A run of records
....
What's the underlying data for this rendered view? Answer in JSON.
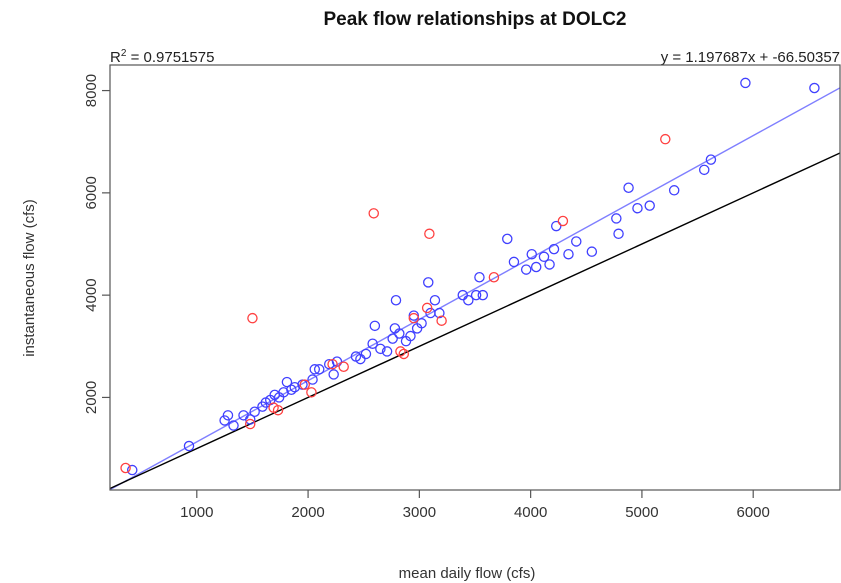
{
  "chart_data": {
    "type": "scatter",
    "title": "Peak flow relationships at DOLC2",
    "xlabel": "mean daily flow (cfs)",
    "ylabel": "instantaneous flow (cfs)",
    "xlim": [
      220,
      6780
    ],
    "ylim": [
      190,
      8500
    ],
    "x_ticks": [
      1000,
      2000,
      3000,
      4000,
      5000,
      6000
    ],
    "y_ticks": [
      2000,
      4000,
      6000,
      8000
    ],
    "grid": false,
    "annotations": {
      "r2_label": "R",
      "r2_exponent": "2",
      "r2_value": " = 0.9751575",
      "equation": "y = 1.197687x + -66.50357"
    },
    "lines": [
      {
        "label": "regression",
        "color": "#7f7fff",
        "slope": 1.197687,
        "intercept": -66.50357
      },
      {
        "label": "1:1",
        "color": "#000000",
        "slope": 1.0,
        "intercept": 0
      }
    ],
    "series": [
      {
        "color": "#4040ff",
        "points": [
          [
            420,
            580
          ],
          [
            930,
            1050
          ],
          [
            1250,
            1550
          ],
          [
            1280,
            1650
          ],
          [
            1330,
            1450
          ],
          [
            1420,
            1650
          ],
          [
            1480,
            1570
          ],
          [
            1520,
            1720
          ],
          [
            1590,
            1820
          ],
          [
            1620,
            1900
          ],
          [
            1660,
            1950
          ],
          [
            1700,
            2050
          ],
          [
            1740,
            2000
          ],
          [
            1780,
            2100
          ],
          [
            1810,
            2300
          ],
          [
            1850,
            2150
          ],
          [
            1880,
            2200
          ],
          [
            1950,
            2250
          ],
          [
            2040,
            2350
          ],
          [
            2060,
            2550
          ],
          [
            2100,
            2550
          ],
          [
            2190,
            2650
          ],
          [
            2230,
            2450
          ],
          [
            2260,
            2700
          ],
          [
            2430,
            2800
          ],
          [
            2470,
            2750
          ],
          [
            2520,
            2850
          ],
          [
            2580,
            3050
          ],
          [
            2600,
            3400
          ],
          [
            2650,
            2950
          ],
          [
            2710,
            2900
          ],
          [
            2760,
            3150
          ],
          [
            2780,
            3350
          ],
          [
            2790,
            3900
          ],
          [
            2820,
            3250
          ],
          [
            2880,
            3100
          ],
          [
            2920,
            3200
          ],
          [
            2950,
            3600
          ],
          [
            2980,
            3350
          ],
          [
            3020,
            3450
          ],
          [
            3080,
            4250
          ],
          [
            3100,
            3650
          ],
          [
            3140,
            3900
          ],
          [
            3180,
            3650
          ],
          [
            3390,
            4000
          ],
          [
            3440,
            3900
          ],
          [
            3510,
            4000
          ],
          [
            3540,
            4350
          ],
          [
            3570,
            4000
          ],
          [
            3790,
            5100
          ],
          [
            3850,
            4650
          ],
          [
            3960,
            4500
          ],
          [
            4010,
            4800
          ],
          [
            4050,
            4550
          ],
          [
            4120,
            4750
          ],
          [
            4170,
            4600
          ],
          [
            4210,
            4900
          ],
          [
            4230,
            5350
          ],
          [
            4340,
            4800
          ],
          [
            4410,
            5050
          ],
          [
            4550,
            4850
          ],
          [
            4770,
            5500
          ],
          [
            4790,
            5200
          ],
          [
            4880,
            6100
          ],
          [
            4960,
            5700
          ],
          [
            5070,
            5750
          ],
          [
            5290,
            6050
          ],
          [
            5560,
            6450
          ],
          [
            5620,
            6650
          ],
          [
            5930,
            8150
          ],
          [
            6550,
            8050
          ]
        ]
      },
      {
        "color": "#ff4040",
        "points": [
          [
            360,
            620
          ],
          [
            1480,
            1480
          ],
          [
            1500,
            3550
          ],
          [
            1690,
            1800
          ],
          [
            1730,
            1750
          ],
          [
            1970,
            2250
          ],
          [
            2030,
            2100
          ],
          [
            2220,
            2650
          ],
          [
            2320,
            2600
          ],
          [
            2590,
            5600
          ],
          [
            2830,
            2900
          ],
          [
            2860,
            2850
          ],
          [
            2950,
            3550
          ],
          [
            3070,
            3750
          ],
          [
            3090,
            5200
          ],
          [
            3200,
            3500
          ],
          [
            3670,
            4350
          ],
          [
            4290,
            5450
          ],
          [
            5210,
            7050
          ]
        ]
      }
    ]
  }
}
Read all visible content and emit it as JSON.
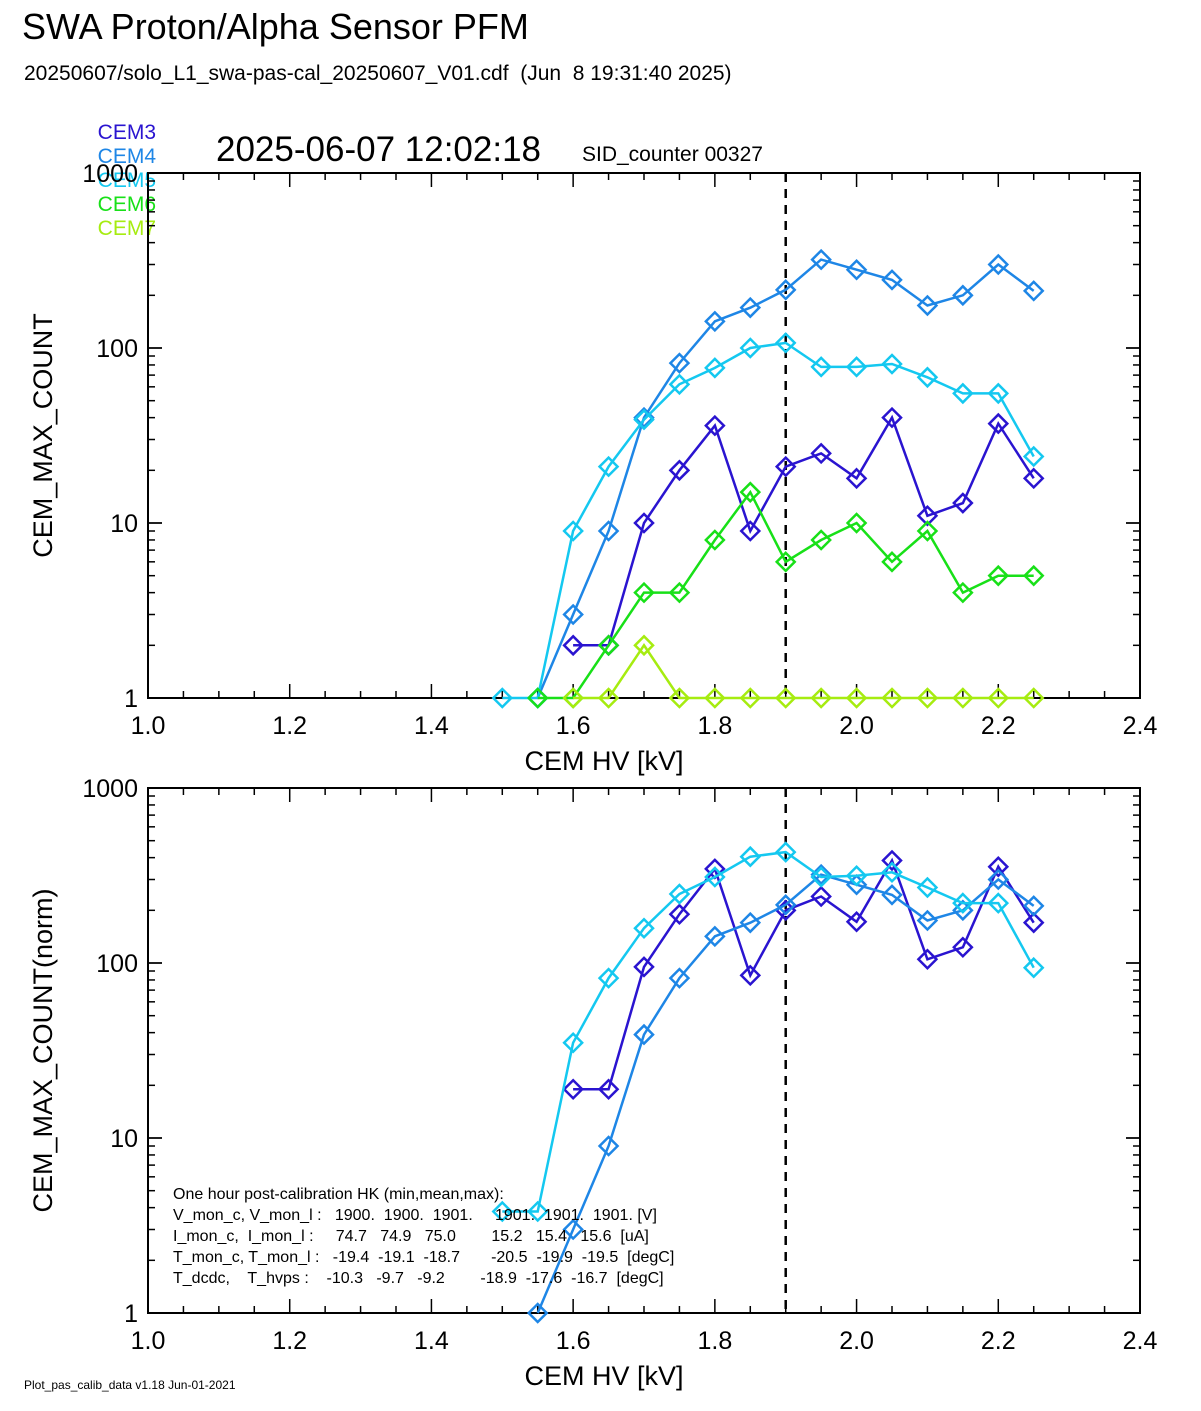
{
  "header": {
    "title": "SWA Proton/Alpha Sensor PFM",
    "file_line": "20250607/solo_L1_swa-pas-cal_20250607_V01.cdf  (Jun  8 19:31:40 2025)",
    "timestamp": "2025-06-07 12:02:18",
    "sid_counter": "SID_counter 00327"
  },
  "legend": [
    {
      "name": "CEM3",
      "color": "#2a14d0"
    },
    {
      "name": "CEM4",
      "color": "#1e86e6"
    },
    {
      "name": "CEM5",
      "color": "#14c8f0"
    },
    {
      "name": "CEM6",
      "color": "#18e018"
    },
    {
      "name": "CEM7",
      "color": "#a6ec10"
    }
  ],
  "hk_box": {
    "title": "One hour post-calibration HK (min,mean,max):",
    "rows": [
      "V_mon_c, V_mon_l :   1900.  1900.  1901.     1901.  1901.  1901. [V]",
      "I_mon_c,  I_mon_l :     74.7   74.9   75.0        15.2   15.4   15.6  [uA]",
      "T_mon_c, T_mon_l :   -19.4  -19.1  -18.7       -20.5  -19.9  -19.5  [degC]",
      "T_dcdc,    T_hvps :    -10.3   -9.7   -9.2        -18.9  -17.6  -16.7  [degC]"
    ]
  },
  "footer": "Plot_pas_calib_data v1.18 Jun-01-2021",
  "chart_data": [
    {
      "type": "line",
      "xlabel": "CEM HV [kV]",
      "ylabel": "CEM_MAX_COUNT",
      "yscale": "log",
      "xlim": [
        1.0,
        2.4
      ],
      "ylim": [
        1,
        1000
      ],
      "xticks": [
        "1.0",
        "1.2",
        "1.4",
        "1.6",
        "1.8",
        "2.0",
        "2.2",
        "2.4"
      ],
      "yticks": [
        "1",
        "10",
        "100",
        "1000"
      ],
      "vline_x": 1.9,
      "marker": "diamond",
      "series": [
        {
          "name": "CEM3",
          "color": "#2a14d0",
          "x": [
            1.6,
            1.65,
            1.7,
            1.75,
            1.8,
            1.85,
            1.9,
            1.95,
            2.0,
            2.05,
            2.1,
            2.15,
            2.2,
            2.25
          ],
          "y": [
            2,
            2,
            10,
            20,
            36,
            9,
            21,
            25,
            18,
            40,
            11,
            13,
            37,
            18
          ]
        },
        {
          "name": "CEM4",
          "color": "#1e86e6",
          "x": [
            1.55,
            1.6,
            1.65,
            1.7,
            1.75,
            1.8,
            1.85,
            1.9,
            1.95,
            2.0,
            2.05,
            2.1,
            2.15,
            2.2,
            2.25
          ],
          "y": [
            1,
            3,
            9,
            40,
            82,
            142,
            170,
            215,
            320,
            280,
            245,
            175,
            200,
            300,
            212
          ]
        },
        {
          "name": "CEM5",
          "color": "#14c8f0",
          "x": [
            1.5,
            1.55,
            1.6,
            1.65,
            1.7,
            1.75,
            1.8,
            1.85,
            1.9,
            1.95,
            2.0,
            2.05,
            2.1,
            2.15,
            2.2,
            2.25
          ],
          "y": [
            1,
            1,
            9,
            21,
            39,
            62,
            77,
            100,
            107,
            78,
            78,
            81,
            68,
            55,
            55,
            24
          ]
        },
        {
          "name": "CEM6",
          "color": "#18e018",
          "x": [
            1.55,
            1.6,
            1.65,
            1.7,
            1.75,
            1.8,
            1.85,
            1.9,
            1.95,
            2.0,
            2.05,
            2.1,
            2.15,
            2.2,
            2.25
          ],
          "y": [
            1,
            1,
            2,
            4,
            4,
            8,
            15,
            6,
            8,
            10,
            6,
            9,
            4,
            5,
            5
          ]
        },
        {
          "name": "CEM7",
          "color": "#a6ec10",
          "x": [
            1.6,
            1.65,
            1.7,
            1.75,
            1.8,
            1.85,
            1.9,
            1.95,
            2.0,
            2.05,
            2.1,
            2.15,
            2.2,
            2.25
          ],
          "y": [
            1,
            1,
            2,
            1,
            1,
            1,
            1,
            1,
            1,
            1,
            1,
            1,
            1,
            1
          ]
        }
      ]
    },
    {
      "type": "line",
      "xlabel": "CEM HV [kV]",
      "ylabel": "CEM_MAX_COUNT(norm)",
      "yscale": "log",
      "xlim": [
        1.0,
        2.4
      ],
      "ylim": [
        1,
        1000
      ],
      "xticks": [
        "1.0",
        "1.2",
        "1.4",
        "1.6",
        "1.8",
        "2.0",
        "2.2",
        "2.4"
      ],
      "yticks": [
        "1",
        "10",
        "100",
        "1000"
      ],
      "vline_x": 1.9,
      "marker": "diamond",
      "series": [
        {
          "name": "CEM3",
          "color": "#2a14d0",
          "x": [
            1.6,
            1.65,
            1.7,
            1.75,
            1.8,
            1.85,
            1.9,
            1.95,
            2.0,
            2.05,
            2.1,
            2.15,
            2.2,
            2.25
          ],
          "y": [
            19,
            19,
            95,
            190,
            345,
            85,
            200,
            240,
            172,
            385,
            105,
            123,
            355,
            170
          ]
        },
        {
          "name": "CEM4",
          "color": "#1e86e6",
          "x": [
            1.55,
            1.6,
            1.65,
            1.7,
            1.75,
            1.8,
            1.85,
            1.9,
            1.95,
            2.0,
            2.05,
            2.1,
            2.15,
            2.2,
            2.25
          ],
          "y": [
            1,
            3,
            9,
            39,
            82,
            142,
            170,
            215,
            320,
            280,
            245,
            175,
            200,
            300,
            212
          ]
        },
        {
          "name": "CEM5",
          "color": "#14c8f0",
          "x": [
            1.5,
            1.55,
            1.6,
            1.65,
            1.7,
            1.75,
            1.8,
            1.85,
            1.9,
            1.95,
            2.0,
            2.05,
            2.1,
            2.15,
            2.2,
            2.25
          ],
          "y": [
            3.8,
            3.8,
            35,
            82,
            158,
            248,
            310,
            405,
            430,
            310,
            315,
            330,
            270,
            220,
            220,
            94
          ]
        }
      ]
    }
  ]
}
....
** PROBLEM TO WORK ON **
Scan the records for the string "mean". Copy each line in which it appears.

** FULL SOLUTION **
    "xlabel": "mean daily flow (cfs)",
    "title": "One hour post-calibration HK (min,mean,max):",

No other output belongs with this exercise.